In the listing below, find every line with the string "points" and pull it out.

>> begin Input material

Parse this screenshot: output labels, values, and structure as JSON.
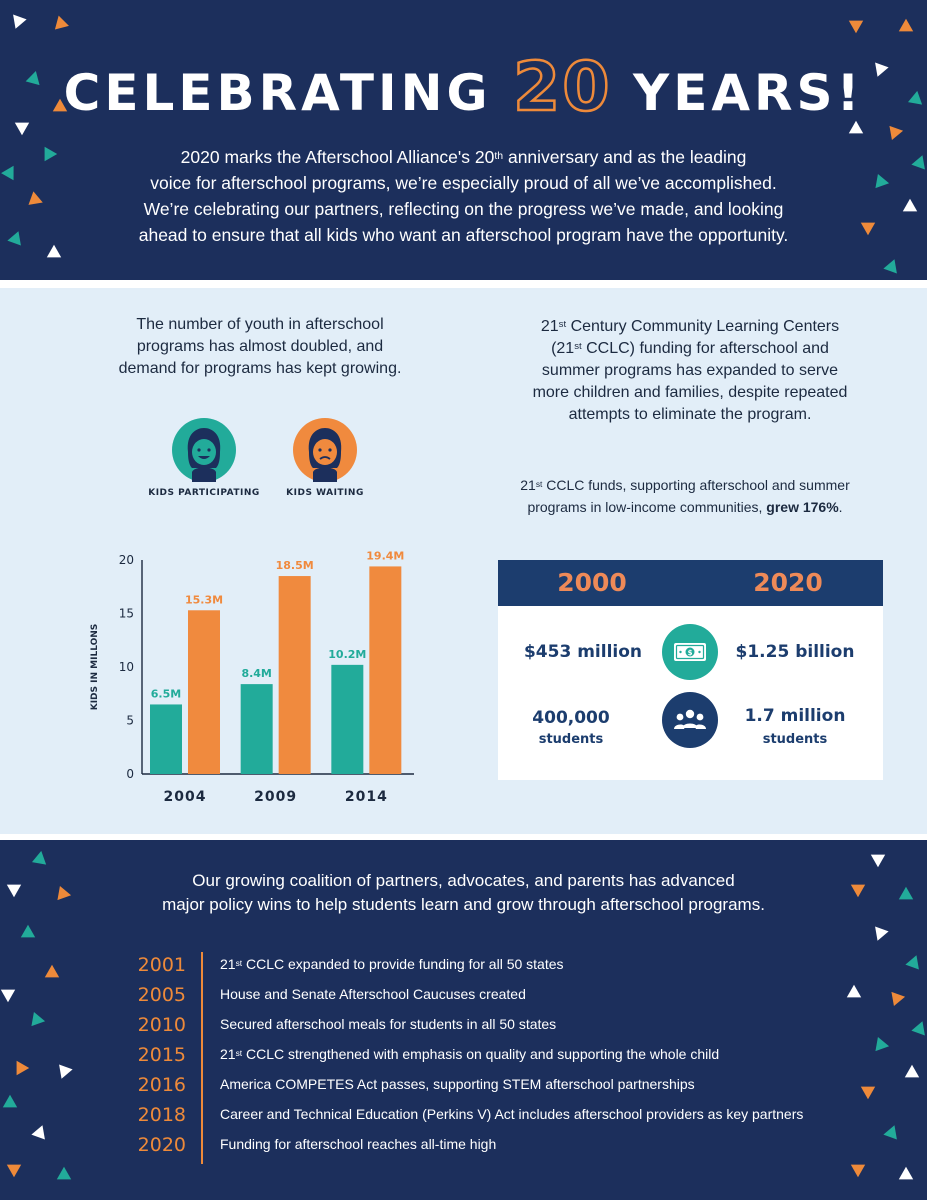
{
  "hero": {
    "title_pre": "CELEBRATING",
    "title_number": "20",
    "title_post": "YEARS!",
    "body_1a": "2020 marks the Afterschool Alliance's 20",
    "body_1sup": "th",
    "body_1b": " anniversary and as the leading",
    "body_2": "voice for afterschool programs, we’re especially proud of all we’ve accomplished.",
    "body_3": "We’re celebrating our partners, reflecting on the progress we’ve made, and looking",
    "body_4": "ahead to ensure that all kids who want an afterschool program have the opportunity."
  },
  "left": {
    "intro_1": "The number of youth in afterschool",
    "intro_2": "programs has almost doubled, and",
    "intro_3": "demand for programs has kept growing.",
    "legend_participating": "KIDS PARTICIPATING",
    "legend_waiting": "KIDS WAITING"
  },
  "chart_data": {
    "type": "bar",
    "categories": [
      "2004",
      "2009",
      "2014"
    ],
    "series": [
      {
        "name": "KIDS PARTICIPATING",
        "values": [
          6.5,
          8.4,
          10.2
        ],
        "labels": [
          "6.5M",
          "8.4M",
          "10.2M"
        ],
        "color": "#22ab9a"
      },
      {
        "name": "KIDS WAITING",
        "values": [
          15.3,
          18.5,
          19.4
        ],
        "labels": [
          "15.3M",
          "18.5M",
          "19.4M"
        ],
        "color": "#f08a3e"
      }
    ],
    "ylabel": "KIDS IN MILLONS",
    "xlabel": "",
    "ylim": [
      0,
      20
    ],
    "yticks": [
      0,
      5,
      10,
      15,
      20
    ],
    "grid": false,
    "legend": "top"
  },
  "right": {
    "intro_1a": "21",
    "intro_1sup": "st",
    "intro_1b": " Century Community Learning Centers",
    "intro_2a": "(21",
    "intro_2sup": "st",
    "intro_2b": " CCLC) funding for afterschool and",
    "intro_3": "summer programs has expanded to serve",
    "intro_4": "more children and families, despite repeated",
    "intro_5": "attempts to eliminate the program.",
    "note_1a": "21",
    "note_1sup": "st",
    "note_1b": " CCLC funds, supporting afterschool and summer",
    "note_2a": "programs in low-income communities, ",
    "note_2bold": "grew 176%",
    "note_2c": "."
  },
  "comparison": {
    "year_left": "2000",
    "year_right": "2020",
    "funding_left": "$453 million",
    "funding_right": "$1.25 billion",
    "students_left_num": "400,000",
    "students_left_label": "students",
    "students_right_num": "1.7 million",
    "students_right_label": "students",
    "money_icon": "money-bill-icon",
    "people_icon": "group-people-icon"
  },
  "bottom": {
    "intro_1": "Our growing coalition of partners, advocates, and parents has advanced",
    "intro_2": "major policy wins to help students learn and grow through afterschool programs.",
    "timeline": [
      {
        "year": "2001",
        "pre": "21",
        "sup": "st",
        "text": " CCLC expanded to provide funding for all 50 states"
      },
      {
        "year": "2005",
        "pre": "",
        "sup": "",
        "text": "House and Senate Afterschool Caucuses created"
      },
      {
        "year": "2010",
        "pre": "",
        "sup": "",
        "text": "Secured afterschool meals for students in all 50 states"
      },
      {
        "year": "2015",
        "pre": "21",
        "sup": "st",
        "text": " CCLC strengthened with emphasis on quality and supporting the whole child"
      },
      {
        "year": "2016",
        "pre": "",
        "sup": "",
        "text": "America COMPETES Act passes, supporting STEM afterschool partnerships"
      },
      {
        "year": "2018",
        "pre": "",
        "sup": "",
        "text": "Career and Technical Education (Perkins V) Act includes afterschool providers as key partners"
      },
      {
        "year": "2020",
        "pre": "",
        "sup": "",
        "text": "Funding for afterschool reaches all-time high"
      }
    ]
  },
  "colors": {
    "navy": "#1c2f5c",
    "orange": "#ee8a3a",
    "teal": "#22ab9a",
    "light_blue": "#e2eef8",
    "dark_blue": "#1c3d6e"
  }
}
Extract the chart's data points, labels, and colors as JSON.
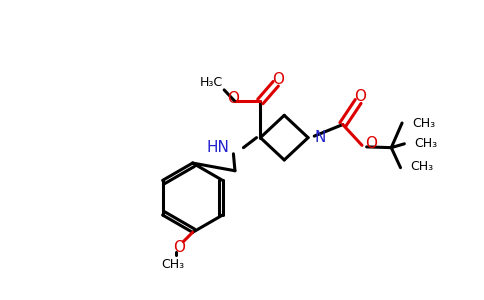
{
  "bg_color": "#ffffff",
  "black": "#000000",
  "red": "#dd0000",
  "blue": "#2222cc",
  "lw": 2.2,
  "figsize": [
    4.84,
    3.0
  ],
  "dpi": 100,
  "xlim": [
    0,
    484
  ],
  "ylim": [
    0,
    300
  ]
}
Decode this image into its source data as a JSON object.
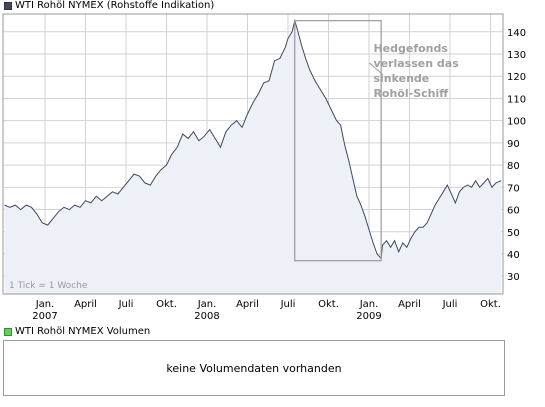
{
  "legend": {
    "price_label": "WTI Rohöl NYMEX (Rohstoffe Indikation)",
    "price_color": "#3c4a5c",
    "volume_label": "WTI Rohöl NYMEX Volumen",
    "volume_color": "#5fcf5f"
  },
  "volume_panel": {
    "message": "keine Volumendaten vorhanden"
  },
  "chart_data": {
    "type": "area",
    "ylim": [
      22,
      148
    ],
    "y_ticks": [
      30,
      40,
      50,
      60,
      70,
      80,
      90,
      100,
      110,
      120,
      130,
      140
    ],
    "x_ticks": [
      {
        "t": 0,
        "label": "Jan.",
        "sub": "2007"
      },
      {
        "t": 3,
        "label": "April",
        "sub": ""
      },
      {
        "t": 6,
        "label": "Juli",
        "sub": ""
      },
      {
        "t": 9,
        "label": "Okt.",
        "sub": ""
      },
      {
        "t": 12,
        "label": "Jan.",
        "sub": "2008"
      },
      {
        "t": 15,
        "label": "April",
        "sub": ""
      },
      {
        "t": 18,
        "label": "Juli",
        "sub": ""
      },
      {
        "t": 21,
        "label": "Okt.",
        "sub": ""
      },
      {
        "t": 24,
        "label": "Jan.",
        "sub": "2009"
      },
      {
        "t": 27,
        "label": "April",
        "sub": ""
      },
      {
        "t": 30,
        "label": "Juli",
        "sub": ""
      },
      {
        "t": 33,
        "label": "Okt.",
        "sub": ""
      }
    ],
    "series": [
      {
        "points": [
          [
            -3.0,
            62
          ],
          [
            -2.6,
            61
          ],
          [
            -2.2,
            62
          ],
          [
            -1.8,
            60
          ],
          [
            -1.4,
            62
          ],
          [
            -1.0,
            61
          ],
          [
            -0.6,
            58
          ],
          [
            -0.2,
            54
          ],
          [
            0.2,
            53
          ],
          [
            0.6,
            56
          ],
          [
            1.0,
            59
          ],
          [
            1.4,
            61
          ],
          [
            1.8,
            60
          ],
          [
            2.2,
            62
          ],
          [
            2.6,
            61
          ],
          [
            3.0,
            64
          ],
          [
            3.4,
            63
          ],
          [
            3.8,
            66
          ],
          [
            4.2,
            64
          ],
          [
            4.6,
            66
          ],
          [
            5.0,
            68
          ],
          [
            5.4,
            67
          ],
          [
            5.8,
            70
          ],
          [
            6.2,
            73
          ],
          [
            6.6,
            76
          ],
          [
            7.0,
            75
          ],
          [
            7.4,
            72
          ],
          [
            7.8,
            71
          ],
          [
            8.2,
            75
          ],
          [
            8.6,
            78
          ],
          [
            9.0,
            80
          ],
          [
            9.4,
            85
          ],
          [
            9.8,
            88
          ],
          [
            10.2,
            94
          ],
          [
            10.6,
            92
          ],
          [
            11.0,
            95
          ],
          [
            11.4,
            91
          ],
          [
            11.8,
            93
          ],
          [
            12.2,
            96
          ],
          [
            12.6,
            92
          ],
          [
            13.0,
            88
          ],
          [
            13.4,
            95
          ],
          [
            13.8,
            98
          ],
          [
            14.2,
            100
          ],
          [
            14.6,
            97
          ],
          [
            15.0,
            103
          ],
          [
            15.4,
            108
          ],
          [
            15.8,
            112
          ],
          [
            16.2,
            117
          ],
          [
            16.6,
            118
          ],
          [
            17.0,
            127
          ],
          [
            17.4,
            128
          ],
          [
            17.8,
            133
          ],
          [
            18.0,
            137
          ],
          [
            18.3,
            140
          ],
          [
            18.5,
            145
          ],
          [
            18.7,
            141
          ],
          [
            19.0,
            134
          ],
          [
            19.3,
            128
          ],
          [
            19.6,
            123
          ],
          [
            20.0,
            118
          ],
          [
            20.4,
            114
          ],
          [
            20.8,
            110
          ],
          [
            21.2,
            105
          ],
          [
            21.6,
            100
          ],
          [
            21.9,
            98
          ],
          [
            22.2,
            89
          ],
          [
            22.5,
            82
          ],
          [
            22.8,
            74
          ],
          [
            23.1,
            66
          ],
          [
            23.4,
            62
          ],
          [
            23.7,
            57
          ],
          [
            24.0,
            51
          ],
          [
            24.3,
            45
          ],
          [
            24.6,
            40
          ],
          [
            24.9,
            38
          ],
          [
            25.0,
            44
          ],
          [
            25.3,
            46
          ],
          [
            25.6,
            43
          ],
          [
            25.9,
            46
          ],
          [
            26.2,
            41
          ],
          [
            26.5,
            45
          ],
          [
            26.8,
            43
          ],
          [
            27.1,
            47
          ],
          [
            27.4,
            50
          ],
          [
            27.7,
            52
          ],
          [
            28.0,
            52
          ],
          [
            28.3,
            54
          ],
          [
            28.6,
            58
          ],
          [
            28.9,
            62
          ],
          [
            29.2,
            65
          ],
          [
            29.5,
            68
          ],
          [
            29.8,
            71
          ],
          [
            30.1,
            67
          ],
          [
            30.4,
            63
          ],
          [
            30.7,
            68
          ],
          [
            31.0,
            70
          ],
          [
            31.3,
            71
          ],
          [
            31.6,
            70
          ],
          [
            31.9,
            73
          ],
          [
            32.2,
            70
          ],
          [
            32.5,
            72
          ],
          [
            32.8,
            74
          ],
          [
            33.1,
            70
          ],
          [
            33.4,
            72
          ],
          [
            33.8,
            73
          ]
        ]
      }
    ],
    "annotation": {
      "lines": [
        "Hedgefonds",
        "verlassen das",
        "sinkende",
        "Rohöl-Schiff"
      ]
    },
    "note": "1 Tick = 1 Woche",
    "box": {
      "t_range": [
        18.5,
        24.9
      ],
      "y_range": [
        37,
        145
      ]
    },
    "colors": {
      "line": "#3c4a5c",
      "fill": "#eef0f8",
      "grid": "#d2d2d2",
      "frame": "#9a9a9a",
      "box": "#9a9a9a",
      "annotation": "#a0a0a0"
    }
  }
}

>> end Input material

● Exercise response:
Extract the chart's data points, labels, and colors as JSON.
        "points": [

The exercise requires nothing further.